# Prompt
Check every line below for the string "length", and copy the lines that contain it.

## Begin Data for this exercise

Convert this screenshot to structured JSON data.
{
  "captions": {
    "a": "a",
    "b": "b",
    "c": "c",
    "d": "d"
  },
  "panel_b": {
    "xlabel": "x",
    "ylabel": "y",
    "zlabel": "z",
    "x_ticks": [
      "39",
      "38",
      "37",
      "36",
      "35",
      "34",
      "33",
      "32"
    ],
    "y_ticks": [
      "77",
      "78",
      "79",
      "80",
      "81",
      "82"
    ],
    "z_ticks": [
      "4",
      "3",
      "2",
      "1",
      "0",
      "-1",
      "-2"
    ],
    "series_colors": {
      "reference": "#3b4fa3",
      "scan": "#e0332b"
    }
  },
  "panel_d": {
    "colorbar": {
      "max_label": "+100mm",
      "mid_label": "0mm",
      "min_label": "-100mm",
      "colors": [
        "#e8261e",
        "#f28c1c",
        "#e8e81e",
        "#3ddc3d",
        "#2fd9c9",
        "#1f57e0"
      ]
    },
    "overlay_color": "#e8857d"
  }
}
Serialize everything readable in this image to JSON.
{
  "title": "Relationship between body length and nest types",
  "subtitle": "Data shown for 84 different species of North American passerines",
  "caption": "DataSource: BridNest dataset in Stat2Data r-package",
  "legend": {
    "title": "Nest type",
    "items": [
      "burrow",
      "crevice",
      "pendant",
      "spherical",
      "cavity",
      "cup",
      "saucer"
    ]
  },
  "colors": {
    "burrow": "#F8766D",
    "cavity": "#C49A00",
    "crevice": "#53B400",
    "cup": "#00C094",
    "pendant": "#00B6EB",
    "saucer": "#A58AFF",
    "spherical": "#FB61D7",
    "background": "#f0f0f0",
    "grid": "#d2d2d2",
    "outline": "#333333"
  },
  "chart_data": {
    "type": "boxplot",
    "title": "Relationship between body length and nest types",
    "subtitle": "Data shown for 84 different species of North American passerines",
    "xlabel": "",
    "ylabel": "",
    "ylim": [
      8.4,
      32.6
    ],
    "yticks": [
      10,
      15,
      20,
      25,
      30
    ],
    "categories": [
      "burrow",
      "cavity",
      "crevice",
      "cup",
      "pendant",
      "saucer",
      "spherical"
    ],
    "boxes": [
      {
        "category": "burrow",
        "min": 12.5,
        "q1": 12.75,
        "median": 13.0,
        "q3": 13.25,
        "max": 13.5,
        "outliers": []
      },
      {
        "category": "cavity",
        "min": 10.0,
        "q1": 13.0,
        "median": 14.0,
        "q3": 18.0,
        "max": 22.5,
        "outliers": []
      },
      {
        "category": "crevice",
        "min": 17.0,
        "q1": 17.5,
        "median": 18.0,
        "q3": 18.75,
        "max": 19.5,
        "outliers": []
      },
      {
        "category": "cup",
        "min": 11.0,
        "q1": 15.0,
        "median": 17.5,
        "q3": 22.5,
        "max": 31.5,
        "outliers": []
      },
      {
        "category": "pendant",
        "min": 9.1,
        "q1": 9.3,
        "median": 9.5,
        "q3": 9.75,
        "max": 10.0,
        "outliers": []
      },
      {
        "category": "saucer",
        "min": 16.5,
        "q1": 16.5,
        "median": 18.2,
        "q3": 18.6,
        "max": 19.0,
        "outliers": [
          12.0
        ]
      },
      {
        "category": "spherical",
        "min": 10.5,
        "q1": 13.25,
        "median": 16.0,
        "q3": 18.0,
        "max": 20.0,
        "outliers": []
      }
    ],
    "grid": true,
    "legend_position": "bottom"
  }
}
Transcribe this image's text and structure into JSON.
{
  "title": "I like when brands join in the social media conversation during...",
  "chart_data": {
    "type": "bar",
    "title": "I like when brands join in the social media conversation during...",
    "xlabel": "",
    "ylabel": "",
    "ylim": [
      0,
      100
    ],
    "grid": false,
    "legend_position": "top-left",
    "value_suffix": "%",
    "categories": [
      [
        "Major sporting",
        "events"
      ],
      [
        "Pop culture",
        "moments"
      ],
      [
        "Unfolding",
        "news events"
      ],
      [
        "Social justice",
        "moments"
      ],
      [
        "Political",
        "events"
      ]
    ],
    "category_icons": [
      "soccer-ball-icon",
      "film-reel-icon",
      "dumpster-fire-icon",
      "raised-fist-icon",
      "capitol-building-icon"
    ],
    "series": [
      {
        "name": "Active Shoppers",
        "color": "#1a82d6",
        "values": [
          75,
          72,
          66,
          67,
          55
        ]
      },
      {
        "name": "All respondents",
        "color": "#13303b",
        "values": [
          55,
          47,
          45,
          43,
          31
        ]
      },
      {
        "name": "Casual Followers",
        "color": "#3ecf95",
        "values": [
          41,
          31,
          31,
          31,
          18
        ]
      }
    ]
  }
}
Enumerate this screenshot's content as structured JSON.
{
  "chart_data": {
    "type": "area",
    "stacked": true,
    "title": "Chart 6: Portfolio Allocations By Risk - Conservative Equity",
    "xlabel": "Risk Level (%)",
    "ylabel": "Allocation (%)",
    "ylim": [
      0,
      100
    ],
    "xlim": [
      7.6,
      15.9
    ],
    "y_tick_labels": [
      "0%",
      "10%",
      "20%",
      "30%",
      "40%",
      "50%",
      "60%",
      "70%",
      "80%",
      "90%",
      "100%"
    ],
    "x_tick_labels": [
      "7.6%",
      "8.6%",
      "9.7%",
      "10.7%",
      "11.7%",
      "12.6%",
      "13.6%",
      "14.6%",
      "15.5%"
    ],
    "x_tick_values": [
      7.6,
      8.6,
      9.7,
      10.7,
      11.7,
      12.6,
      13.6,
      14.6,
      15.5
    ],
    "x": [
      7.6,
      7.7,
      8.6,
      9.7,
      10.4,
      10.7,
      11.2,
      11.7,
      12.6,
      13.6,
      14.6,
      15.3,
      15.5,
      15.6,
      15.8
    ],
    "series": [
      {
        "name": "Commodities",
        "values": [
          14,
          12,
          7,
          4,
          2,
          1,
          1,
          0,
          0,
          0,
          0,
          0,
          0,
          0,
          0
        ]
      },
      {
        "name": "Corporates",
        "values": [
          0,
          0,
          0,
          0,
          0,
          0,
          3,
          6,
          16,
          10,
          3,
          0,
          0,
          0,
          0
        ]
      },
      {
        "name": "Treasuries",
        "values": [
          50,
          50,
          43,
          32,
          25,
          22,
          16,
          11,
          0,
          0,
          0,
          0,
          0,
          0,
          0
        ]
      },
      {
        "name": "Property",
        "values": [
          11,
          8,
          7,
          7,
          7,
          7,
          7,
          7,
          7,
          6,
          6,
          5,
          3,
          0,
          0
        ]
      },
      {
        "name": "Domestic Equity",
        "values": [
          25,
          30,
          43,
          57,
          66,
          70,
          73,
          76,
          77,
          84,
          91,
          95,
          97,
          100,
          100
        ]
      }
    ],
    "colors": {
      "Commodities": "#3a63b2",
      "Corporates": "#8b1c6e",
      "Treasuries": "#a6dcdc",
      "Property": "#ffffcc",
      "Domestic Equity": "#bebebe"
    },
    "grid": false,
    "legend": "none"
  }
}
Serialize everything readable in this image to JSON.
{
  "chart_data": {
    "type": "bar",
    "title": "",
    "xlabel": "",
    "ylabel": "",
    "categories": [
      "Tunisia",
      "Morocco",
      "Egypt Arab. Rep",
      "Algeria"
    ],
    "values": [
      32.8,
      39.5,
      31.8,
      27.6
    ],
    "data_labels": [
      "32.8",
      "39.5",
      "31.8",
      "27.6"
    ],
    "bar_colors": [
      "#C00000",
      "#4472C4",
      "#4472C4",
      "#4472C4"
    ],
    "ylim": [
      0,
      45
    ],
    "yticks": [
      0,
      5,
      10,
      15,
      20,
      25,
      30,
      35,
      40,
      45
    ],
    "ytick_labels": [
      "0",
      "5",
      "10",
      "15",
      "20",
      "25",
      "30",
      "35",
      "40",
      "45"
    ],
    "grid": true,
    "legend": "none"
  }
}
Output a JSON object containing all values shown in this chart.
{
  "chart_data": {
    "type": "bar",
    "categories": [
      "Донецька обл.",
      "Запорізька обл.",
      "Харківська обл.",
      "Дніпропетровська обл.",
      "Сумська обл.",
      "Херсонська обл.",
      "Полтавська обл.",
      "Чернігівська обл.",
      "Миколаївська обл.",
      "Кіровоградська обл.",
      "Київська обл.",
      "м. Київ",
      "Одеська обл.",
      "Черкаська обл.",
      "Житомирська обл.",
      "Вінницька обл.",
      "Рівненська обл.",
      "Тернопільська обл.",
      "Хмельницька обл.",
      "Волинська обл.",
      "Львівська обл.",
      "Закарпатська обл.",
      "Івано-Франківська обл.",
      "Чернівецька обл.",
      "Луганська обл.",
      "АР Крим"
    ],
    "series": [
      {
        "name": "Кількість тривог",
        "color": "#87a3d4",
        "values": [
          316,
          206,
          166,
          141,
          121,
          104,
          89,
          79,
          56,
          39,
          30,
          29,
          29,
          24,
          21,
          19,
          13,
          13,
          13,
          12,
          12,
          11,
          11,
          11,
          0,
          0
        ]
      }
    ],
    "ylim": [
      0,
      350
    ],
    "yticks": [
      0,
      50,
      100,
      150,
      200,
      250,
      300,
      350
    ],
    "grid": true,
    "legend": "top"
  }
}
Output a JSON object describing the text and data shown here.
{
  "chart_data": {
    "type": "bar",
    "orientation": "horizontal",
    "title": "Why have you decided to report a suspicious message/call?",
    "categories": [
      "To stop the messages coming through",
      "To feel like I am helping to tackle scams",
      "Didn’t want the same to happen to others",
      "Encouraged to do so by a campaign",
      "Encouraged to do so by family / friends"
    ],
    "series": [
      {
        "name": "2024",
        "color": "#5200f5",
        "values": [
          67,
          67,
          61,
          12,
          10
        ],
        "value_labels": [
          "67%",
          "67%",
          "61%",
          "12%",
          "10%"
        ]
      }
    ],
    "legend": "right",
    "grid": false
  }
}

## End Data for this exercise

# Result
  "title": "Relationship between body length and nest types",
    "title": "Relationship between body length and nest types",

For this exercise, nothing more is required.